((

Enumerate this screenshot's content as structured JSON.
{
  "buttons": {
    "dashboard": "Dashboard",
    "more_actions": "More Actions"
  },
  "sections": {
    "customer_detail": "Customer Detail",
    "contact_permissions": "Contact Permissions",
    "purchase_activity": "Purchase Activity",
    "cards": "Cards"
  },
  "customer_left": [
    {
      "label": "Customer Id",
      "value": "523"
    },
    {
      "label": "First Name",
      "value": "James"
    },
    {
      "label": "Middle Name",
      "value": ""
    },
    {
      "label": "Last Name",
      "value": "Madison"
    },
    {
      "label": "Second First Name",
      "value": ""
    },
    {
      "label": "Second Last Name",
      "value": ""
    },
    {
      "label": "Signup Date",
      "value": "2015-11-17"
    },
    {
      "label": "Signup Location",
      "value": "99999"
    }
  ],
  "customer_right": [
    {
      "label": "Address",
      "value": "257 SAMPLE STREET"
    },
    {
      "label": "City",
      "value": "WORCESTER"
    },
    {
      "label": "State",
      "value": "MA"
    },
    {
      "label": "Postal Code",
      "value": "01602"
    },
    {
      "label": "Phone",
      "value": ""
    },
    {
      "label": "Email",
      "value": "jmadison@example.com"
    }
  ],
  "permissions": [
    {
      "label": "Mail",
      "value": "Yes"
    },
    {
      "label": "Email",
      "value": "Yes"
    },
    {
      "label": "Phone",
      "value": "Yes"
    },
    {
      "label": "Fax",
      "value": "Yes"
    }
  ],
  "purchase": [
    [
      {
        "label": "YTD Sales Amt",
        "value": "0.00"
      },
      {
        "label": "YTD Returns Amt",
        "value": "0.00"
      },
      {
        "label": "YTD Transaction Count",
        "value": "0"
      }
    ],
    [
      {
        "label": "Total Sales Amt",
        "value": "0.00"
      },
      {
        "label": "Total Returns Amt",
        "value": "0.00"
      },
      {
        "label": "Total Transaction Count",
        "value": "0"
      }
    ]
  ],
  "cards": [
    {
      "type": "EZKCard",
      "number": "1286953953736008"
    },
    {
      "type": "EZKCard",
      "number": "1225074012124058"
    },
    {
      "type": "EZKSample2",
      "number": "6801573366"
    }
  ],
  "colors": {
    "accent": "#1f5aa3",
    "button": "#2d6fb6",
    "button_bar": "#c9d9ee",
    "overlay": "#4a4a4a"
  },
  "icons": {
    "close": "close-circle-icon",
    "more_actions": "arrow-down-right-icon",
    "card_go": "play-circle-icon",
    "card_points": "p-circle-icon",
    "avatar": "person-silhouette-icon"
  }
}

))

Copy each line of the records that contains the word "Second".

      "label": "Second First Name",
      "label": "Second Last Name",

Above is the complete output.